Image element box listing
------------
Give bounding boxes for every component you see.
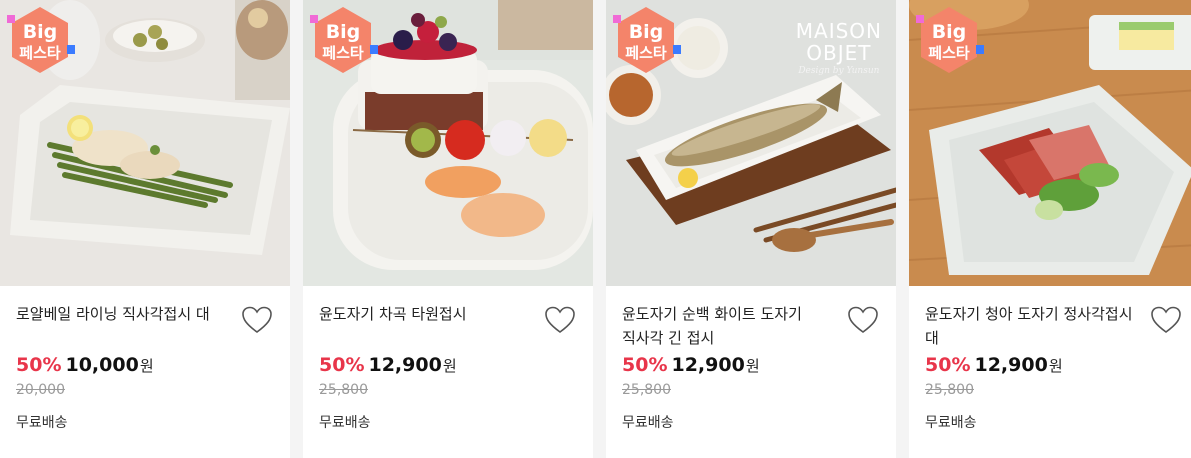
sale-price: 10,000: [65, 354, 139, 376]
shipping-label: 무료배송: [16, 415, 68, 431]
product-card[interactable]: Big 페스타 윤도자기 청아 도자기 정사각접시 대 50% 12,900원 2…: [909, 0, 1191, 458]
badge-line2: 페스타: [322, 44, 364, 62]
product-image[interactable]: Big 페스타: [909, 0, 1191, 286]
discount-rate: 50%: [622, 354, 668, 376]
product-card[interactable]: Big 페스타 로얄베일 라이닝 직사각접시 대 50% 10,000원 20,0…: [0, 0, 290, 458]
price-row: 50% 12,900원: [319, 354, 579, 380]
badge-line2: 페스타: [928, 44, 970, 62]
shipping-label: 무료배송: [319, 415, 371, 431]
product-title[interactable]: 윤도자기 차곡 타원접시: [319, 302, 541, 350]
currency-unit: 원: [745, 357, 760, 375]
original-price: 25,800: [925, 382, 974, 398]
heart-outline-icon[interactable]: [1151, 306, 1181, 334]
badge-line1: Big: [326, 21, 361, 43]
product-card[interactable]: MAISON OBJET Design by Yunsun Big 페스타 윤도…: [606, 0, 896, 458]
product-info: 윤도자기 순백 화이트 도자기 직사각 긴 접시 50% 12,900원 25,8…: [606, 286, 896, 432]
product-title[interactable]: 윤도자기 순백 화이트 도자기 직사각 긴 접시: [622, 302, 844, 350]
product-list: Big 페스타 로얄베일 라이닝 직사각접시 대 50% 10,000원 20,0…: [0, 0, 1191, 458]
product-card[interactable]: Big 페스타 윤도자기 차곡 타원접시 50% 12,900원 25,800 무…: [303, 0, 593, 458]
heart-outline-icon[interactable]: [545, 306, 575, 334]
product-info: 윤도자기 차곡 타원접시 50% 12,900원 25,800 무료배송: [303, 286, 593, 432]
shipping-label: 무료배송: [925, 415, 977, 431]
original-price: 20,000: [16, 382, 65, 398]
big-festa-badge: Big 페스타: [916, 7, 984, 73]
discount-rate: 50%: [16, 354, 62, 376]
shipping-label: 무료배송: [622, 415, 674, 431]
product-title[interactable]: 로얄베일 라이닝 직사각접시 대: [16, 302, 238, 350]
product-image[interactable]: Big 페스타: [0, 0, 290, 286]
price-row: 50% 10,000원: [16, 354, 276, 380]
original-price: 25,800: [319, 382, 368, 398]
sale-price: 12,900: [671, 354, 745, 376]
product-image[interactable]: Big 페스타: [303, 0, 593, 286]
badge-line2: 페스타: [625, 44, 667, 62]
sale-price: 12,900: [368, 354, 442, 376]
brand-line3: Design by Yunsun: [798, 66, 880, 76]
price-row: 50% 12,900원: [622, 354, 882, 380]
currency-unit: 원: [1048, 357, 1063, 375]
badge-line2: 페스타: [19, 44, 61, 62]
brand-line1: MAISON: [795, 19, 882, 43]
discount-rate: 50%: [319, 354, 365, 376]
heart-outline-icon[interactable]: [848, 306, 878, 334]
big-festa-badge: Big 페스타: [7, 7, 75, 73]
badge-line1: Big: [629, 21, 664, 43]
product-info: 로얄베일 라이닝 직사각접시 대 50% 10,000원 20,000 무료배송: [0, 286, 290, 432]
brand-line2: OBJET: [806, 41, 872, 65]
product-title[interactable]: 윤도자기 청아 도자기 정사각접시 대: [925, 302, 1147, 350]
currency-unit: 원: [442, 357, 457, 375]
big-festa-badge: Big 페스타: [310, 7, 378, 73]
product-image[interactable]: MAISON OBJET Design by Yunsun Big 페스타: [606, 0, 896, 286]
product-info: 윤도자기 청아 도자기 정사각접시 대 50% 12,900원 25,800 무료…: [909, 286, 1191, 432]
brand-watermark: MAISON OBJET Design by Yunsun: [796, 20, 882, 76]
heart-outline-icon[interactable]: [242, 306, 272, 334]
sale-price: 12,900: [974, 354, 1048, 376]
badge-line1: Big: [23, 21, 58, 43]
original-price: 25,800: [622, 382, 671, 398]
big-festa-badge: Big 페스타: [613, 7, 681, 73]
currency-unit: 원: [139, 357, 154, 375]
discount-rate: 50%: [925, 354, 971, 376]
price-row: 50% 12,900원: [925, 354, 1185, 380]
badge-line1: Big: [932, 21, 967, 43]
------------
Goal of the exercise
Turn every line of the listing above into a JSON list of strings, one string per line, skipping any blank lines. Leave the pictures out.

Task result
[
  "Give bounding boxes for every component you see.",
  "sale-price: 10,000: [65, 354, 139, 376]",
  "shipping-label: 무료배송: [16, 415, 68, 431]",
  "product-card[interactable]: Big 페스타 윤도자기 청아 도자기 정사각접시 대 50% 12,900원 2…: [909, 0, 1191, 458]",
  "badge-line2: 페스타: [322, 44, 364, 62]",
  "product-image[interactable]: Big 페스타: [909, 0, 1191, 286]",
  "discount-rate: 50%: [622, 354, 668, 376]",
  "product-card[interactable]: Big 페스타 로얄베일 라이닝 직사각접시 대 50% 10,000원 20,0…: [0, 0, 290, 458]",
  "price-row: 50% 12,900원: [319, 354, 579, 380]",
  "badge-line2: 페스타: [928, 44, 970, 62]",
  "shipping-label: 무료배송: [319, 415, 371, 431]",
  "product-title[interactable]: 윤도자기 차곡 타원접시: [319, 302, 541, 350]",
  "currency-unit: 원: [745, 357, 760, 375]",
  "original-price: 25,800: [925, 382, 974, 398]",
  "heart-outline-icon[interactable]: [1151, 306, 1181, 334]",
  "badge-line1: Big: [326, 21, 361, 43]",
  "product-card[interactable]: MAISON OBJET Design by Yunsun Big 페스타 윤도…: [606, 0, 896, 458]",
  "product-info: 윤도자기 순백 화이트 도자기 직사각 긴 접시 50% 12,900원 25,8…: [606, 286, 896, 432]",
  "product-title[interactable]: 윤도자기 순백 화이트 도자기 직사각 긴 접시: [622, 302, 844, 350]",
  "product-list: Big 페스타 로얄베일 라이닝 직사각접시 대 50% 10,000원 20,0…: [0, 0, 1191, 458]",
  "product-card[interactable]: Big 페스타 윤도자기 차곡 타원접시 50% 12,900원 25,800 무…: [303, 0, 593, 458]",
  "heart-outline-icon[interactable]: [545, 306, 575, 334]",
  "product-info: 윤도자기 차곡 타원접시 50% 12,900원 25,800 무료배송: [303, 286, 593, 432]",
  "shipping-label: 무료배송: [925, 415, 977, 431]",
  "original-price: 20,000: [16, 382, 65, 398]",
  "big-festa-badge: Big 페스타: [916, 7, 984, 73]",
  "discount-rate: 50%: [16, 354, 62, 376]",
  "shipping-label: 무료배송: [622, 415, 674, 431]",
  "product-title[interactable]: 로얄베일 라이닝 직사각접시 대: [16, 302, 238, 350]",
  "product-image[interactable]: Big 페스타: [0, 0, 290, 286]",
  "price-row: 50% 10,000원: [16, 354, 276, 380]",
  "original-price: 25,800: [319, 382, 368, 398]",
  "sale-price: 12,900: [671, 354, 745, 376]",
  "product-image[interactable]: Big 페스타: [303, 0, 593, 286]",
  "badge-line2: 페스타: [625, 44, 667, 62]",
  "sale-price: 12,900: [368, 354, 442, 376]",
  "brand-line3: Design by Yunsun: [798, 66, 880, 76]",
  "price-row: 50% 12,900원: [622, 354, 882, 380]",
  "currency-unit: 원: [1048, 357, 1063, 375]",
  "badge-line2: 페스타: [19, 44, 61, 62]",
  "brand-line1: MAISON: [795, 19, 882, 43]",
  "discount-rate: 50%: [319, 354, 365, 376]",
  "heart-outline-icon[interactable]: [848, 306, 878, 334]",
  "big-festa-badge: Big 페스타: [7, 7, 75, 73]",
  "badge-line1: Big: [629, 21, 664, 43]",
  "product-info: 로얄베일 라이닝 직사각접시 대 50% 10,000원 20,000 무료배송: [0, 286, 290, 432]",
  "brand-line2: OBJET: [806, 41, 872, 65]",
  "product-title[interactable]: 윤도자기 청아 도자기 정사각접시 대: [925, 302, 1147, 350]",
  "currency-unit: 원: [442, 357, 457, 375]",
  "big-festa-badge: Big 페스타: [310, 7, 378, 73]",
  "product-image[interactable]: MAISON OBJET Design by Yunsun Big 페스타: [606, 0, 896, 286]",
  "product-info: 윤도자기 청아 도자기 정사각접시 대 50% 12,900원 25,800 무료…: [909, 286, 1191, 432]",
  "brand-watermark: MAISON OBJET Design by Yunsun: [796, 20, 882, 76]",
  "heart-outline-icon[interactable]: [242, 306, 272, 334]",
  "sale-price: 12,900: [974, 354, 1048, 376]",
  "badge-line1: Big: [23, 21, 58, 43]",
  "original-price: 25,800: [622, 382, 671, 398]",
  "big-festa-badge: Big 페스타: [613, 7, 681, 73]",
  "currency-unit: 원: [139, 357, 154, 375]",
  "discount-rate: 50%: [925, 354, 971, 376]",
  "price-row: 50% 12,900원: [925, 354, 1185, 380]",
  "badge-line1: Big: [932, 21, 967, 43]"
]